(Saved entries)
+---+

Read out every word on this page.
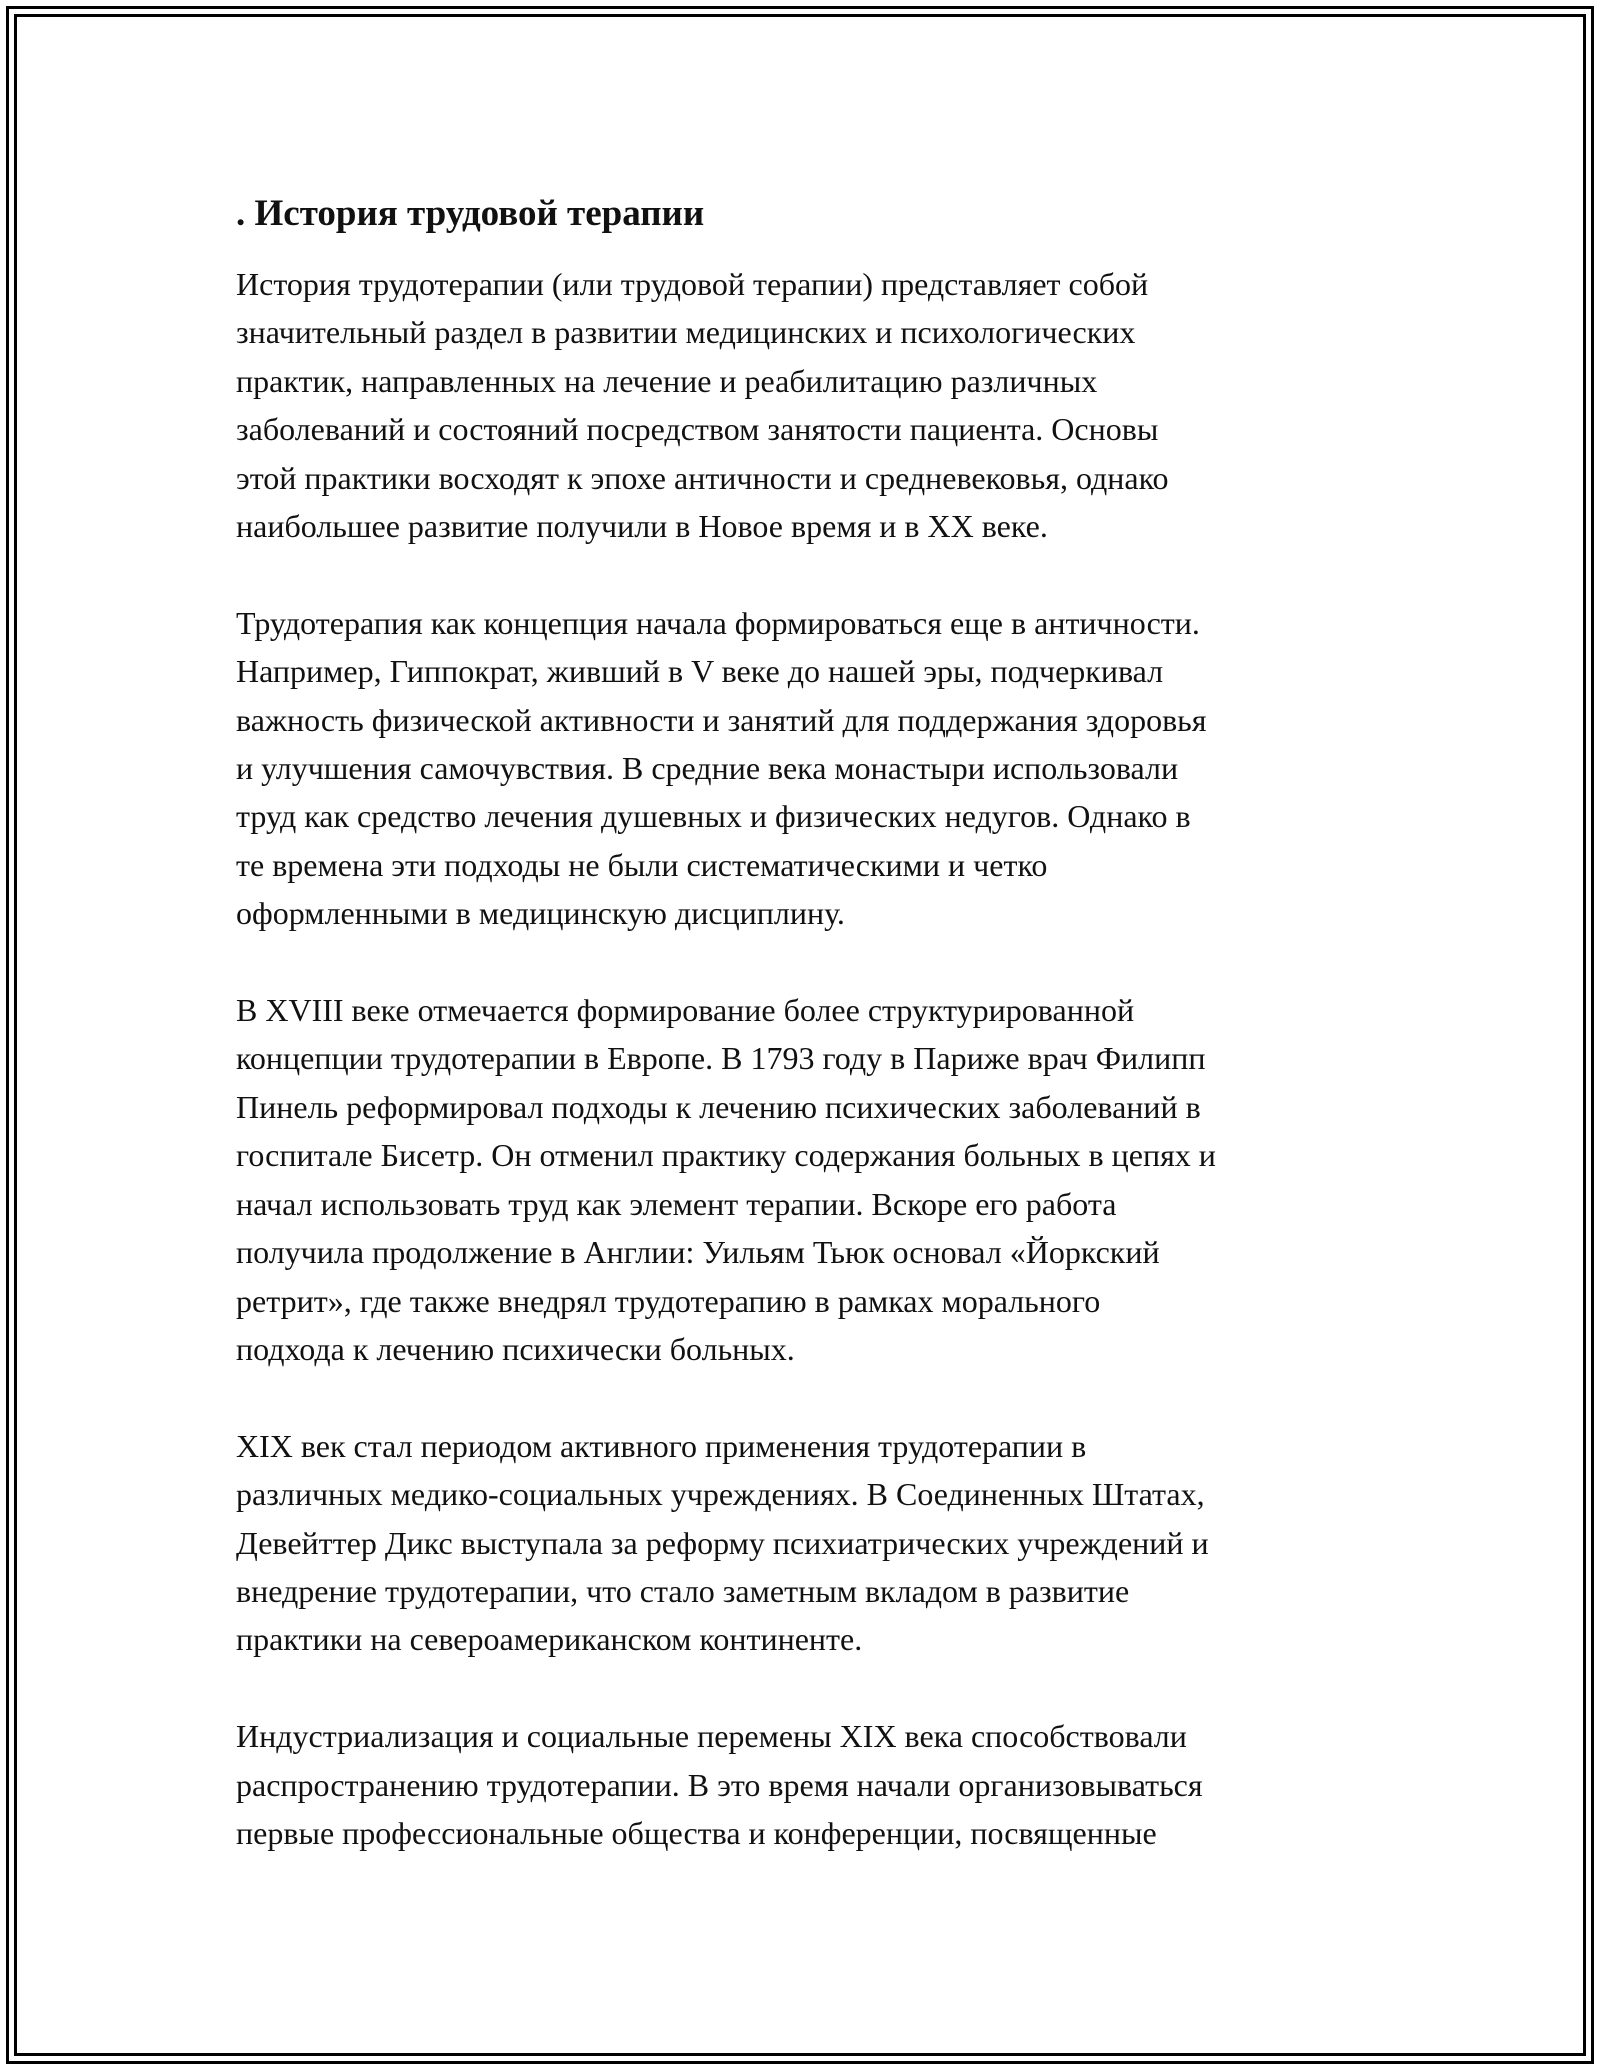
. История трудовой терапии

История трудотерапии (или трудовой терапии) представляет собой
значительный раздел в развитии медицинских и психологических
практик, направленных на лечение и реабилитацию различных
заболеваний и состояний посредством занятости пациента. Основы
этой практики восходят к эпохе античности и средневековья, однако
наибольшее развитие получили в Новое время и в XX веке.

Трудотерапия как концепция начала формироваться еще в античности.
Например, Гиппократ, живший в V веке до нашей эры, подчеркивал
важность физической активности и занятий для поддержания здоровья
и улучшения самочувствия. В средние века монастыри использовали
труд как средство лечения душевных и физических недугов. Однако в
те времена эти подходы не были систематическими и четко
оформленными в медицинскую дисциплину.

В XVIII веке отмечается формирование более структурированной
концепции трудотерапии в Европе. В 1793 году в Париже врач Филипп
Пинель реформировал подходы к лечению психических заболеваний в
госпитале Бисетр. Он отменил практику содержания больных в цепях и
начал использовать труд как элемент терапии. Вскоре его работа
получила продолжение в Англии: Уильям Тьюк основал «Йоркский
ретрит», где также внедрял трудотерапию в рамках морального
подхода к лечению психически больных.

XIX век стал периодом активного применения трудотерапии в
различных медико-социальных учреждениях. В Соединенных Штатах,
Девейттер Дикс выступала за реформу психиатрических учреждений и
внедрение трудотерапии, что стало заметным вкладом в развитие
практики на североамериканском континенте.

Индустриализация и социальные перемены XIX века способствовали
распространению трудотерапии. В это время начали организовываться
первые профессиональные общества и конференции, посвященные
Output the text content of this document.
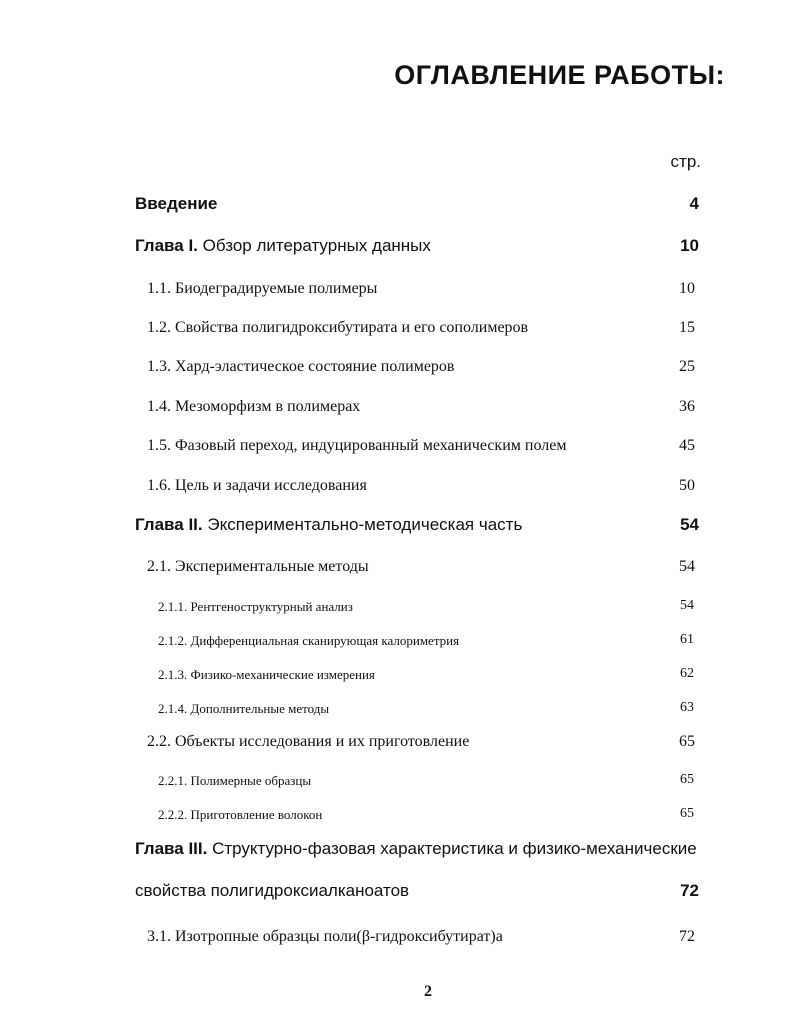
ОГЛАВЛЕНИЕ РАБОТЫ:
стр.
Введение	4
Глава I. Обзор литературных данных	10
1.1. Биодеградируемые полимеры	10
1.2. Свойства полигидроксибутирата и его сополимеров	15
1.3. Хард-эластическое состояние полимеров	25
1.4. Мезоморфизм в полимерах	36
1.5. Фазовый переход, индуцированный механическим полем	45
1.6. Цель и задачи исследования	50
Глава II. Экспериментально-методическая часть	54
2.1. Экспериментальные методы	54
2.1.1. Рентгеноструктурный анализ	54
2.1.2. Дифференциальная сканирующая калориметрия	61
2.1.3. Физико-механические измерения	62
2.1.4. Дополнительные методы	63
2.2. Объекты исследования и их приготовление	65
2.2.1. Полимерные образцы	65
2.2.2. Приготовление волокон	65
Глава III. Структурно-фазовая характеристика и физико-механические
свойства полигидроксиалканоатов	72
3.1. Изотропные образцы поли(β-гидроксибутират)а	72
2
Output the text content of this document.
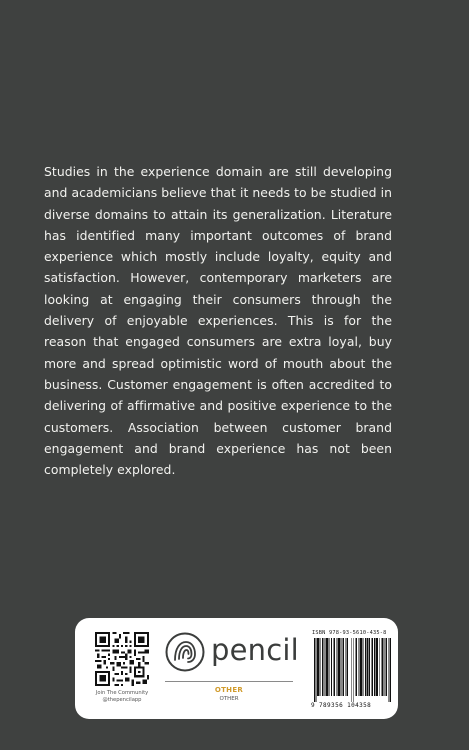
Studies in the experience domain are still developing and academicians believe that it needs to be studied in diverse domains to attain its generalization. Literature has identified many important outcomes of brand experience which mostly include loyalty, equity and satisfaction. However, contemporary marketers are looking at engaging their consumers through the delivery of enjoyable experiences. This is for the reason that engaged consumers are extra loyal, buy more and spread optimistic word of mouth about the business. Customer engagement is often accredited to delivering of affirmative and positive experience to the customers. Association between customer brand engagement and brand experience has not been completely explored.

Join The Community
@thepencilapp
pencil
OTHER
OTHER
ISBN 978-93-5610-435-8
9 789356 104358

+---+

Exercise details →
Retype every entry verbatim and exclude the pictures from the copy.

Written answer →
Read out every word on this page.
. История трудовой терапии

История трудотерапии (или трудовой терапии) представляет собой
значительный раздел в развитии медицинских и психологических
практик, направленных на лечение и реабилитацию различных
заболеваний и состояний посредством занятости пациента. Основы
этой практики восходят к эпохе античности и средневековья, однако
наибольшее развитие получили в Новое время и в XX веке.

Трудотерапия как концепция начала формироваться еще в античности.
Например, Гиппократ, живший в V веке до нашей эры, подчеркивал
важность физической активности и занятий для поддержания здоровья
и улучшения самочувствия. В средние века монастыри использовали
труд как средство лечения душевных и физических недугов. Однако в
те времена эти подходы не были систематическими и четко
оформленными в медицинскую дисциплину.

В XVIII веке отмечается формирование более структурированной
концепции трудотерапии в Европе. В 1793 году в Париже врач Филипп
Пинель реформировал подходы к лечению психических заболеваний в
госпитале Бисетр. Он отменил практику содержания больных в цепях и
начал использовать труд как элемент терапии. Вскоре его работа
получила продолжение в Англии: Уильям Тьюк основал «Йоркский
ретрит», где также внедрял трудотерапию в рамках морального
подхода к лечению психически больных.

XIX век стал периодом активного применения трудотерапии в
различных медико-социальных учреждениях. В Соединенных Штатах,
Девейттер Дикс выступала за реформу психиатрических учреждений и
внедрение трудотерапии, что стало заметным вкладом в развитие
практики на североамериканском континенте.

Индустриализация и социальные перемены XIX века способствовали
распространению трудотерапии. В это время начали организовываться
первые профессиональные общества и конференции, посвященные
Output the text content of this document.
ОГЛАВЛЕНИЕ РАБОТЫ:
стр.
Введение	4
Глава I. Обзор литературных данных	10
1.1. Биодеградируемые полимеры	10
1.2. Свойства полигидроксибутирата и его сополимеров	15
1.3. Хард-эластическое состояние полимеров	25
1.4. Мезоморфизм в полимерах	36
1.5. Фазовый переход, индуцированный механическим полем	45
1.6. Цель и задачи исследования	50
Глава II. Экспериментально-методическая часть	54
2.1. Экспериментальные методы	54
2.1.1. Рентгеноструктурный анализ	54
2.1.2. Дифференциальная сканирующая калориметрия	61
2.1.3. Физико-механические измерения	62
2.1.4. Дополнительные методы	63
2.2. Объекты исследования и их приготовление	65
2.2.1. Полимерные образцы	65
2.2.2. Приготовление волокон	65
Глава III. Структурно-фазовая характеристика и физико-механические
свойства полигидроксиалканоатов	72
3.1. Изотропные образцы поли(β-гидроксибутират)а	72
2
Output the text content of this document.
Studies in the experience domain are still developing and academicians believe that it needs to be studied in diverse domains to attain its generalization. Literature has identified many important outcomes of brand experience which mostly include loyalty, equity and satisfaction. However, contemporary marketers are looking at engaging their consumers through the delivery of enjoyable experiences. This is for the reason that engaged consumers are extra loyal, buy more and spread optimistic word of mouth about the business. Customer engagement is often accredited to delivering of affirmative and positive experience to the customers. Association between customer brand engagement and brand experience has not been completely explored.

Join The Community
@thepencilapp
pencil
OTHER
OTHER
ISBN 978-93-5610-435-8
9 789356 104358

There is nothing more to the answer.